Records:
┌──
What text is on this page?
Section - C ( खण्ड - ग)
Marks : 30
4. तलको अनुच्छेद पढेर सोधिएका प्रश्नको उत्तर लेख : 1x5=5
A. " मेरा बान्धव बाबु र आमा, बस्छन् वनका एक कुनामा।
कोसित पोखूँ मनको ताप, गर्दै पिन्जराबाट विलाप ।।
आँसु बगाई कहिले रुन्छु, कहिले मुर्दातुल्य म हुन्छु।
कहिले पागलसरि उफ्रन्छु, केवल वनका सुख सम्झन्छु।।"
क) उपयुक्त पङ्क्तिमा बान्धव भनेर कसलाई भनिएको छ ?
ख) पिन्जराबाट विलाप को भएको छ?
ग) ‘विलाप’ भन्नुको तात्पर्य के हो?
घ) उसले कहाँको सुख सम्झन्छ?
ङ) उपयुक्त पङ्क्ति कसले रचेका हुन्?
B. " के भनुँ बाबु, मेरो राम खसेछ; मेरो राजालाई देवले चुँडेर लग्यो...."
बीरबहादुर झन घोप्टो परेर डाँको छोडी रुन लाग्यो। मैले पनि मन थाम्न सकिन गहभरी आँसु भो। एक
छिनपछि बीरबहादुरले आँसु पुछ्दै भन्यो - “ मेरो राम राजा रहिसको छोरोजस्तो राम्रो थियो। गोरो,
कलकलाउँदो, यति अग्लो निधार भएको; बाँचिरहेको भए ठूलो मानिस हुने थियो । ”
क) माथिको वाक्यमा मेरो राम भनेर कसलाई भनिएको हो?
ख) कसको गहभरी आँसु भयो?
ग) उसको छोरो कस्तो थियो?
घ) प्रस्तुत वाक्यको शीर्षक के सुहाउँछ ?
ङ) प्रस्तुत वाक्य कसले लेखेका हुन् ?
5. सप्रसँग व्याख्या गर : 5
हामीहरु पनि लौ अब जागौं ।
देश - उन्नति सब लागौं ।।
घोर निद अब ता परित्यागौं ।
└──
**Exercise brief:** Return each line where "गहभर" shows up.

**Exercise solution:**
बीरबहादुर झन घोप्टो परेर डाँको छोडी रुन लाग्यो। मैले पनि मन थाम्न सकिन गहभरी आँसु भो। एक
ख) कसको गहभरी आँसु भयो?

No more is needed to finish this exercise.